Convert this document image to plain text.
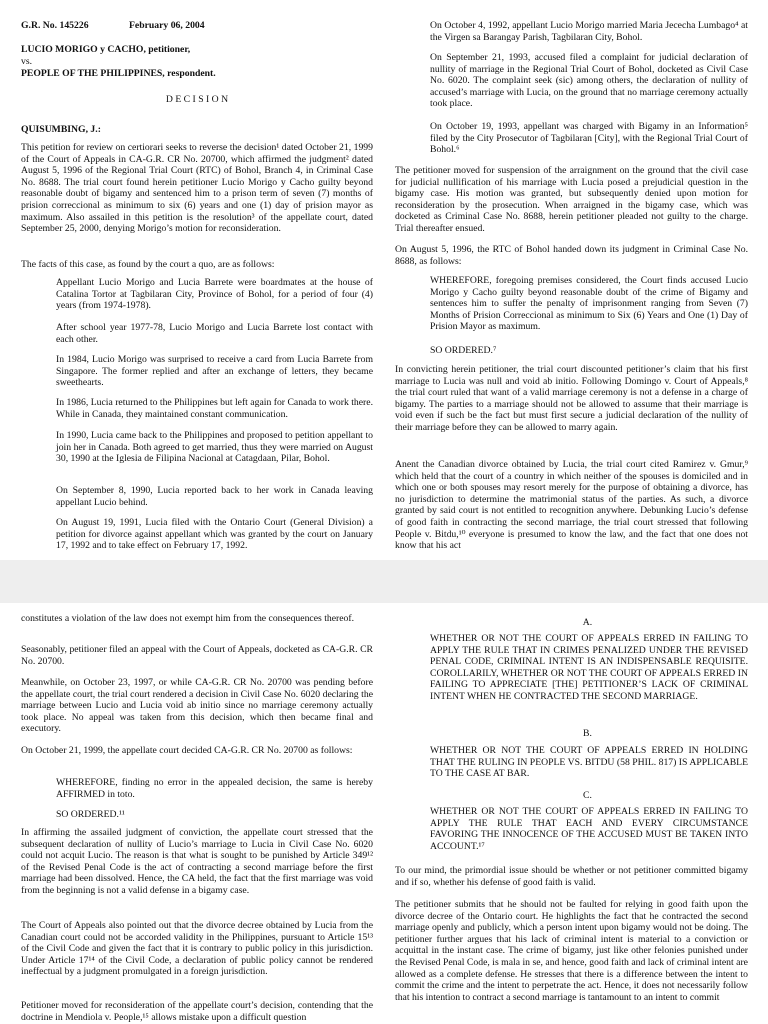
G.R. No. 145226	February 06, 2004

LUCIO MORIGO y CACHO, petitioner,

vs.

PEOPLE OF THE PHILIPPINES, respondent.

D E C I S I O N

QUISUMBING, J.:

This petition for review on certiorari seeks to reverse the decision¹ dated October 21, 1999 of the Court of Appeals in CA-G.R. CR No. 20700, which affirmed the judgment² dated August 5, 1996 of the Regional Trial Court (RTC) of Bohol, Branch 4, in Criminal Case No. 8688. The trial court found herein petitioner Lucio Morigo y Cacho guilty beyond reasonable doubt of bigamy and sentenced him to a prison term of seven (7) months of prision correccional as minimum to six (6) years and one (1) day of prision mayor as maximum. Also assailed in this petition is the resolution³ of the appellate court, dated September 25, 2000, denying Morigo’s motion for reconsideration.

The facts of this case, as found by the court a quo, are as follows:

Appellant Lucio Morigo and Lucia Barrete were boardmates at the house of Catalina Tortor at Tagbilaran City, Province of Bohol, for a period of four (4) years (from 1974-1978).

After school year 1977-78, Lucio Morigo and Lucia Barrete lost contact with each other.

In 1984, Lucio Morigo was surprised to receive a card from Lucia Barrete from Singapore. The former replied and after an exchange of letters, they became sweethearts.

In 1986, Lucia returned to the Philippines but left again for Canada to work there. While in Canada, they maintained constant communication.

In 1990, Lucia came back to the Philippines and proposed to petition appellant to join her in Canada. Both agreed to get married, thus they were married on August 30, 1990 at the Iglesia de Filipina Nacional at Catagdaan, Pilar, Bohol.

On September 8, 1990, Lucia reported back to her work in Canada leaving appellant Lucio behind.

On August 19, 1991, Lucia filed with the Ontario Court (General Division) a petition for divorce against appellant which was granted by the court on January 17, 1992 and to take effect on February 17, 1992.

On October 4, 1992, appellant Lucio Morigo married Maria Jececha Lumbago⁴ at the Virgen sa Barangay Parish, Tagbilaran City, Bohol.

On September 21, 1993, accused filed a complaint for judicial declaration of nullity of marriage in the Regional Trial Court of Bohol, docketed as Civil Case No. 6020. The complaint seek (sic) among others, the declaration of nullity of accused’s marriage with Lucia, on the ground that no marriage ceremony actually took place.

On October 19, 1993, appellant was charged with Bigamy in an Information⁵ filed by the City Prosecutor of Tagbilaran [City], with the Regional Trial Court of Bohol.⁶

The petitioner moved for suspension of the arraignment on the ground that the civil case for judicial nullification of his marriage with Lucia posed a prejudicial question in the bigamy case. His motion was granted, but subsequently denied upon motion for reconsideration by the prosecution. When arraigned in the bigamy case, which was docketed as Criminal Case No. 8688, herein petitioner pleaded not guilty to the charge. Trial thereafter ensued.

On August 5, 1996, the RTC of Bohol handed down its judgment in Criminal Case No. 8688, as follows:

WHEREFORE, foregoing premises considered, the Court finds accused Lucio Morigo y Cacho guilty beyond reasonable doubt of the crime of Bigamy and sentences him to suffer the penalty of imprisonment ranging from Seven (7) Months of Prision Correccional as minimum to Six (6) Years and One (1) Day of Prision Mayor as maximum.

SO ORDERED.⁷

In convicting herein petitioner, the trial court discounted petitioner’s claim that his first marriage to Lucia was null and void ab initio. Following Domingo v. Court of Appeals,⁸ the trial court ruled that want of a valid marriage ceremony is not a defense in a charge of bigamy. The parties to a marriage should not be allowed to assume that their marriage is void even if such be the fact but must first secure a judicial declaration of the nullity of their marriage before they can be allowed to marry again.

Anent the Canadian divorce obtained by Lucia, the trial court cited Ramirez v. Gmur,⁹ which held that the court of a country in which neither of the spouses is domiciled and in which one or both spouses may resort merely for the purpose of obtaining a divorce, has no jurisdiction to determine the matrimonial status of the parties. As such, a divorce granted by said court is not entitled to recognition anywhere. Debunking Lucio’s defense of good faith in contracting the second marriage, the trial court stressed that following People v. Bitdu,¹⁰ everyone is presumed to know the law, and the fact that one does not know that his act

constitutes a violation of the law does not exempt him from the consequences thereof.

Seasonably, petitioner filed an appeal with the Court of Appeals, docketed as CA-G.R. CR No. 20700.

Meanwhile, on October 23, 1997, or while CA-G.R. CR No. 20700 was pending before the appellate court, the trial court rendered a decision in Civil Case No. 6020 declaring the marriage between Lucio and Lucia void ab initio since no marriage ceremony actually took place. No appeal was taken from this decision, which then became final and executory.

On October 21, 1999, the appellate court decided CA-G.R. CR No. 20700 as follows:

WHEREFORE, finding no error in the appealed decision, the same is hereby AFFIRMED in toto.

SO ORDERED.¹¹

In affirming the assailed judgment of conviction, the appellate court stressed that the subsequent declaration of nullity of Lucio’s marriage to Lucia in Civil Case No. 6020 could not acquit Lucio. The reason is that what is sought to be punished by Article 349¹² of the Revised Penal Code is the act of contracting a second marriage before the first marriage had been dissolved. Hence, the CA held, the fact that the first marriage was void from the beginning is not a valid defense in a bigamy case.

The Court of Appeals also pointed out that the divorce decree obtained by Lucia from the Canadian court could not be accorded validity in the Philippines, pursuant to Article 15¹³ of the Civil Code and given the fact that it is contrary to public policy in this jurisdiction. Under Article 17¹⁴ of the Civil Code, a declaration of public policy cannot be rendered ineffectual by a judgment promulgated in a foreign jurisdiction.

Petitioner moved for reconsideration of the appellate court’s decision, contending that the doctrine in Mendiola v. People,¹⁵ allows mistake upon a difficult question

A.

WHETHER OR NOT THE COURT OF APPEALS ERRED IN FAILING TO APPLY THE RULE THAT IN CRIMES PENALIZED UNDER THE REVISED PENAL CODE, CRIMINAL INTENT IS AN INDISPENSABLE REQUISITE. COROLLARILY, WHETHER OR NOT THE COURT OF APPEALS ERRED IN FAILING TO APPRECIATE [THE] PETITIONER’S LACK OF CRIMINAL INTENT WHEN HE CONTRACTED THE SECOND MARRIAGE.

B.

WHETHER OR NOT THE COURT OF APPEALS ERRED IN HOLDING THAT THE RULING IN PEOPLE VS. BITDU (58 PHIL. 817) IS APPLICABLE TO THE CASE AT BAR.

C.

WHETHER OR NOT THE COURT OF APPEALS ERRED IN FAILING TO APPLY THE RULE THAT EACH AND EVERY CIRCUMSTANCE FAVORING THE INNOCENCE OF THE ACCUSED MUST BE TAKEN INTO ACCOUNT.¹⁷

To our mind, the primordial issue should be whether or not petitioner committed bigamy and if so, whether his defense of good faith is valid.

The petitioner submits that he should not be faulted for relying in good faith upon the divorce decree of the Ontario court. He highlights the fact that he contracted the second marriage openly and publicly, which a person intent upon bigamy would not be doing. The petitioner further argues that his lack of criminal intent is material to a conviction or acquittal in the instant case. The crime of bigamy, just like other felonies punished under the Revised Penal Code, is mala in se, and hence, good faith and lack of criminal intent are allowed as a complete defense. He stresses that there is a difference between the intent to commit the crime and the intent to perpetrate the act. Hence, it does not necessarily follow that his intention to contract a second marriage is tantamount to an intent to commit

----------

= What is asked =
Sift through the entries and copy every line with "back".

= The completed task =
In 1990, Lucia came back to the Philippines and proposed to petition appellant to join her in Canada. Both agreed to get married, thus they were married on August 30, 1990 at the Iglesia de Filipina Nacional at Catagdaan, Pilar, Bohol.
On September 8, 1990, Lucia reported back to her work in Canada leaving appellant Lucio behind.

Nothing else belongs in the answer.